- [WHAT YOU SHOULD DO]
All of the data needs to be repeated exactly.

- [RECORD EXTRACTS]
--- BEGIN ---

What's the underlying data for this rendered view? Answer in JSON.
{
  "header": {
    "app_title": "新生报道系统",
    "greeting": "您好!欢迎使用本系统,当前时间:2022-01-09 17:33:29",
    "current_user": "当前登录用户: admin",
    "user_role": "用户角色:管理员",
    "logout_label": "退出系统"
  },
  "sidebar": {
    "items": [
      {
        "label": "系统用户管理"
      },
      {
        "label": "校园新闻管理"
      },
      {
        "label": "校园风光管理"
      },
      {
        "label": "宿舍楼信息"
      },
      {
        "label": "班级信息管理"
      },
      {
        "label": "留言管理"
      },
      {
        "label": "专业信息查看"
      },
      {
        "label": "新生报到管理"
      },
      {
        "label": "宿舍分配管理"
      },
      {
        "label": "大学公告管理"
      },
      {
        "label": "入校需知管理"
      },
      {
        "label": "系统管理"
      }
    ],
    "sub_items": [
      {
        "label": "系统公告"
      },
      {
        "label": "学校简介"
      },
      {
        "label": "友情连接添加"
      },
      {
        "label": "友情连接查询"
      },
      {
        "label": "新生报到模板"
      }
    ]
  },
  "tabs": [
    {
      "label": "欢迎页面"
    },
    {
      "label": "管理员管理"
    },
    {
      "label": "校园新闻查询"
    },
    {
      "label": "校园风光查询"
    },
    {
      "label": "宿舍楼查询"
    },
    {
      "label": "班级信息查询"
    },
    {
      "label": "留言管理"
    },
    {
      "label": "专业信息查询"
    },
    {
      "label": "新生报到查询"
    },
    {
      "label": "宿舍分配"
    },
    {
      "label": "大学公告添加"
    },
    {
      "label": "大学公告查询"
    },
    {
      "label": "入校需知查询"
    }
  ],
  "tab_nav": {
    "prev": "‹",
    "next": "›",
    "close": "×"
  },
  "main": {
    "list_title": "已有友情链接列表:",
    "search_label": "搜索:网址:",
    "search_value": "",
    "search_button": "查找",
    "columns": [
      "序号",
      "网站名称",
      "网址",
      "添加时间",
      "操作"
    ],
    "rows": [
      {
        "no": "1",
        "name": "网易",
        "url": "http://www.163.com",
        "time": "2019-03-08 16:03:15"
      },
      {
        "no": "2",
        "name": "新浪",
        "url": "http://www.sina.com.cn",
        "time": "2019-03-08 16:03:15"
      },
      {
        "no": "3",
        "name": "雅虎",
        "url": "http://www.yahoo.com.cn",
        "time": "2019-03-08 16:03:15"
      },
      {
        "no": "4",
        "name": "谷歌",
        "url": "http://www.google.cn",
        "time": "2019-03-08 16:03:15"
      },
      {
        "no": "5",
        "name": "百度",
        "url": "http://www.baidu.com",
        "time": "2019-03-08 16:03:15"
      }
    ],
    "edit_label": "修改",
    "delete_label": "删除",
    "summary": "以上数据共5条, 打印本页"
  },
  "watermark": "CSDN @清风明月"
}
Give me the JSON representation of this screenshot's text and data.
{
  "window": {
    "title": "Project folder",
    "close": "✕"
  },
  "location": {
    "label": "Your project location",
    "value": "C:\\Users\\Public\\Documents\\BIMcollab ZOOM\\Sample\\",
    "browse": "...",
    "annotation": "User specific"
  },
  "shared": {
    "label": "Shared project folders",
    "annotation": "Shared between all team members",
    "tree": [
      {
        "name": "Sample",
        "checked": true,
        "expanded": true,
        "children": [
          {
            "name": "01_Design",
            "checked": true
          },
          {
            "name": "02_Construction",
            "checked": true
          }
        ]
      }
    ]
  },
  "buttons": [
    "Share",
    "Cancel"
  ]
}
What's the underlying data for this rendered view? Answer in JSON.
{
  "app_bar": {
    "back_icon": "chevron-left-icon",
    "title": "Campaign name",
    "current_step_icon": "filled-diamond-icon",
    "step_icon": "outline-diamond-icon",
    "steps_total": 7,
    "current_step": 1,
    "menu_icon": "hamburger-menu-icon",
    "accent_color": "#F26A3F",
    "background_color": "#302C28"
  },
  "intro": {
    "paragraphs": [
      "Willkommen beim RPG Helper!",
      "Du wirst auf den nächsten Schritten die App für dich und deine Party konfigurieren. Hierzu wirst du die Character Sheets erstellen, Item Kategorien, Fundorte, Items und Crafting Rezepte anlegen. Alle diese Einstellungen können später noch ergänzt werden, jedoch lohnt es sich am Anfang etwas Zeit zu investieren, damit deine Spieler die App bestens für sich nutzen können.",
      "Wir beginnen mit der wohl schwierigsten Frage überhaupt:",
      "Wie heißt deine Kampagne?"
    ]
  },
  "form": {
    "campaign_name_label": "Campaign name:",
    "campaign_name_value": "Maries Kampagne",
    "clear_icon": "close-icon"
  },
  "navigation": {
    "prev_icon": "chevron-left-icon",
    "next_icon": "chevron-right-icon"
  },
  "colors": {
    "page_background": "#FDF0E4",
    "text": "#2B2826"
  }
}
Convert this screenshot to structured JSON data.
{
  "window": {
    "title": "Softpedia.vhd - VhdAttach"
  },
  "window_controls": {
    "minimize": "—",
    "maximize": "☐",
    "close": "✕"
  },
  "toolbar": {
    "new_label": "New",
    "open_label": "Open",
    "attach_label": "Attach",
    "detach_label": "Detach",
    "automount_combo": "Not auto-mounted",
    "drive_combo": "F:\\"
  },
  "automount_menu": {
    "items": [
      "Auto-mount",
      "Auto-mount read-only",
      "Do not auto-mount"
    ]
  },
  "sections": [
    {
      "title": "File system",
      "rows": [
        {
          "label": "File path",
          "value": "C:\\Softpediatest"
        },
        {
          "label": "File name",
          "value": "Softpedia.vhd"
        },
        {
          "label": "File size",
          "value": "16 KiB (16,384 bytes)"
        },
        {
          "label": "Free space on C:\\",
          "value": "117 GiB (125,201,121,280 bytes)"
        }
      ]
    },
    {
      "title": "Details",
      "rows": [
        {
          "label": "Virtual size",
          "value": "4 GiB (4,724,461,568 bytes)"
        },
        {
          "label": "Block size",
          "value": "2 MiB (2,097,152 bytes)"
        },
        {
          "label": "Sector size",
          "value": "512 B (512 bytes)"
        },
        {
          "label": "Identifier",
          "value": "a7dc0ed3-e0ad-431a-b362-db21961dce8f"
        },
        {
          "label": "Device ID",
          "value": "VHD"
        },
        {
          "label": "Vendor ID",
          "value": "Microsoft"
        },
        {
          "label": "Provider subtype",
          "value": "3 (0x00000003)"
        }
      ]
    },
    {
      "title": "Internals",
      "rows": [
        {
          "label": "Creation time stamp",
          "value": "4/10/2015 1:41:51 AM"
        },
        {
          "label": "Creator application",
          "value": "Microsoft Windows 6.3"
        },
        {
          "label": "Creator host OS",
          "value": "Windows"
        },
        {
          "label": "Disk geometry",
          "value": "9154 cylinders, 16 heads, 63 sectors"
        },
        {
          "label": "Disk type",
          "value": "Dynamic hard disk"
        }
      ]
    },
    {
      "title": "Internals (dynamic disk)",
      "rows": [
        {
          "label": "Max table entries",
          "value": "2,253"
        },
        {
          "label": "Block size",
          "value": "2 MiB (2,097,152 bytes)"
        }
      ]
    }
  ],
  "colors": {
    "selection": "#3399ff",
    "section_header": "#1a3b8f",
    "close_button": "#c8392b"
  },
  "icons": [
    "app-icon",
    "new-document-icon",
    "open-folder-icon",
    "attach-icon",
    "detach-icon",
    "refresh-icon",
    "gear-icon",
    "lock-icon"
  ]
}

--- END ---

- [COMPLETED EXERCISE]
What's the underlying data for this rendered view? Answer in JSON.
{
  "header": {
    "app_title": "新生报道系统",
    "greeting": "您好!欢迎使用本系统,当前时间:2022-01-09 17:33:29",
    "current_user": "当前登录用户: admin",
    "user_role": "用户角色:管理员",
    "logout_label": "退出系统"
  },
  "sidebar": {
    "items": [
      {
        "label": "系统用户管理"
      },
      {
        "label": "校园新闻管理"
      },
      {
        "label": "校园风光管理"
      },
      {
        "label": "宿舍楼信息"
      },
      {
        "label": "班级信息管理"
      },
      {
        "label": "留言管理"
      },
      {
        "label": "专业信息查看"
      },
      {
        "label": "新生报到管理"
      },
      {
        "label": "宿舍分配管理"
      },
      {
        "label": "大学公告管理"
      },
      {
        "label": "入校需知管理"
      },
      {
        "label": "系统管理"
      }
    ],
    "sub_items": [
      {
        "label": "系统公告"
      },
      {
        "label": "学校简介"
      },
      {
        "label": "友情连接添加"
      },
      {
        "label": "友情连接查询"
      },
      {
        "label": "新生报到模板"
      }
    ]
  },
  "tabs": [
    {
      "label": "欢迎页面"
    },
    {
      "label": "管理员管理"
    },
    {
      "label": "校园新闻查询"
    },
    {
      "label": "校园风光查询"
    },
    {
      "label": "宿舍楼查询"
    },
    {
      "label": "班级信息查询"
    },
    {
      "label": "留言管理"
    },
    {
      "label": "专业信息查询"
    },
    {
      "label": "新生报到查询"
    },
    {
      "label": "宿舍分配"
    },
    {
      "label": "大学公告添加"
    },
    {
      "label": "大学公告查询"
    },
    {
      "label": "入校需知查询"
    }
  ],
  "tab_nav": {
    "prev": "‹",
    "next": "›",
    "close": "×"
  },
  "main": {
    "list_title": "已有友情链接列表:",
    "search_label": "搜索:网址:",
    "search_value": "",
    "search_button": "查找",
    "columns": [
      "序号",
      "网站名称",
      "网址",
      "添加时间",
      "操作"
    ],
    "rows": [
      {
        "no": "1",
        "name": "网易",
        "url": "http://www.163.com",
        "time": "2019-03-08 16:03:15"
      },
      {
        "no": "2",
        "name": "新浪",
        "url": "http://www.sina.com.cn",
        "time": "2019-03-08 16:03:15"
      },
      {
        "no": "3",
        "name": "雅虎",
        "url": "http://www.yahoo.com.cn",
        "time": "2019-03-08 16:03:15"
      },
      {
        "no": "4",
        "name": "谷歌",
        "url": "http://www.google.cn",
        "time": "2019-03-08 16:03:15"
      },
      {
        "no": "5",
        "name": "百度",
        "url": "http://www.baidu.com",
        "time": "2019-03-08 16:03:15"
      }
    ],
    "edit_label": "修改",
    "delete_label": "删除",
    "summary": "以上数据共5条, 打印本页"
  },
  "watermark": "CSDN @清风明月"
}
Give me the JSON representation of this screenshot's text and data.
{
  "window": {
    "title": "Project folder",
    "close": "✕"
  },
  "location": {
    "label": "Your project location",
    "value": "C:\\Users\\Public\\Documents\\BIMcollab ZOOM\\Sample\\",
    "browse": "...",
    "annotation": "User specific"
  },
  "shared": {
    "label": "Shared project folders",
    "annotation": "Shared between all team members",
    "tree": [
      {
        "name": "Sample",
        "checked": true,
        "expanded": true,
        "children": [
          {
            "name": "01_Design",
            "checked": true
          },
          {
            "name": "02_Construction",
            "checked": true
          }
        ]
      }
    ]
  },
  "buttons": [
    "Share",
    "Cancel"
  ]
}
What's the underlying data for this rendered view? Answer in JSON.
{
  "app_bar": {
    "back_icon": "chevron-left-icon",
    "title": "Campaign name",
    "current_step_icon": "filled-diamond-icon",
    "step_icon": "outline-diamond-icon",
    "steps_total": 7,
    "current_step": 1,
    "menu_icon": "hamburger-menu-icon",
    "accent_color": "#F26A3F",
    "background_color": "#302C28"
  },
  "intro": {
    "paragraphs": [
      "Willkommen beim RPG Helper!",
      "Du wirst auf den nächsten Schritten die App für dich und deine Party konfigurieren. Hierzu wirst du die Character Sheets erstellen, Item Kategorien, Fundorte, Items und Crafting Rezepte anlegen. Alle diese Einstellungen können später noch ergänzt werden, jedoch lohnt es sich am Anfang etwas Zeit zu investieren, damit deine Spieler die App bestens für sich nutzen können.",
      "Wir beginnen mit der wohl schwierigsten Frage überhaupt:",
      "Wie heißt deine Kampagne?"
    ]
  },
  "form": {
    "campaign_name_label": "Campaign name:",
    "campaign_name_value": "Maries Kampagne",
    "clear_icon": "close-icon"
  },
  "navigation": {
    "prev_icon": "chevron-left-icon",
    "next_icon": "chevron-right-icon"
  },
  "colors": {
    "page_background": "#FDF0E4",
    "text": "#2B2826"
  }
}
Convert this screenshot to structured JSON data.
{
  "window": {
    "title": "Softpedia.vhd - VhdAttach"
  },
  "window_controls": {
    "minimize": "—",
    "maximize": "☐",
    "close": "✕"
  },
  "toolbar": {
    "new_label": "New",
    "open_label": "Open",
    "attach_label": "Attach",
    "detach_label": "Detach",
    "automount_combo": "Not auto-mounted",
    "drive_combo": "F:\\"
  },
  "automount_menu": {
    "items": [
      "Auto-mount",
      "Auto-mount read-only",
      "Do not auto-mount"
    ]
  },
  "sections": [
    {
      "title": "File system",
      "rows": [
        {
          "label": "File path",
          "value": "C:\\Softpediatest"
        },
        {
          "label": "File name",
          "value": "Softpedia.vhd"
        },
        {
          "label": "File size",
          "value": "16 KiB (16,384 bytes)"
        },
        {
          "label": "Free space on C:\\",
          "value": "117 GiB (125,201,121,280 bytes)"
        }
      ]
    },
    {
      "title": "Details",
      "rows": [
        {
          "label": "Virtual size",
          "value": "4 GiB (4,724,461,568 bytes)"
        },
        {
          "label": "Block size",
          "value": "2 MiB (2,097,152 bytes)"
        },
        {
          "label": "Sector size",
          "value": "512 B (512 bytes)"
        },
        {
          "label": "Identifier",
          "value": "a7dc0ed3-e0ad-431a-b362-db21961dce8f"
        },
        {
          "label": "Device ID",
          "value": "VHD"
        },
        {
          "label": "Vendor ID",
          "value": "Microsoft"
        },
        {
          "label": "Provider subtype",
          "value": "3 (0x00000003)"
        }
      ]
    },
    {
      "title": "Internals",
      "rows": [
        {
          "label": "Creation time stamp",
          "value": "4/10/2015 1:41:51 AM"
        },
        {
          "label": "Creator application",
          "value": "Microsoft Windows 6.3"
        },
        {
          "label": "Creator host OS",
          "value": "Windows"
        },
        {
          "label": "Disk geometry",
          "value": "9154 cylinders, 16 heads, 63 sectors"
        },
        {
          "label": "Disk type",
          "value": "Dynamic hard disk"
        }
      ]
    },
    {
      "title": "Internals (dynamic disk)",
      "rows": [
        {
          "label": "Max table entries",
          "value": "2,253"
        },
        {
          "label": "Block size",
          "value": "2 MiB (2,097,152 bytes)"
        }
      ]
    }
  ],
  "colors": {
    "selection": "#3399ff",
    "section_header": "#1a3b8f",
    "close_button": "#c8392b"
  },
  "icons": [
    "app-icon",
    "new-document-icon",
    "open-folder-icon",
    "attach-icon",
    "detach-icon",
    "refresh-icon",
    "gear-icon",
    "lock-icon"
  ]
}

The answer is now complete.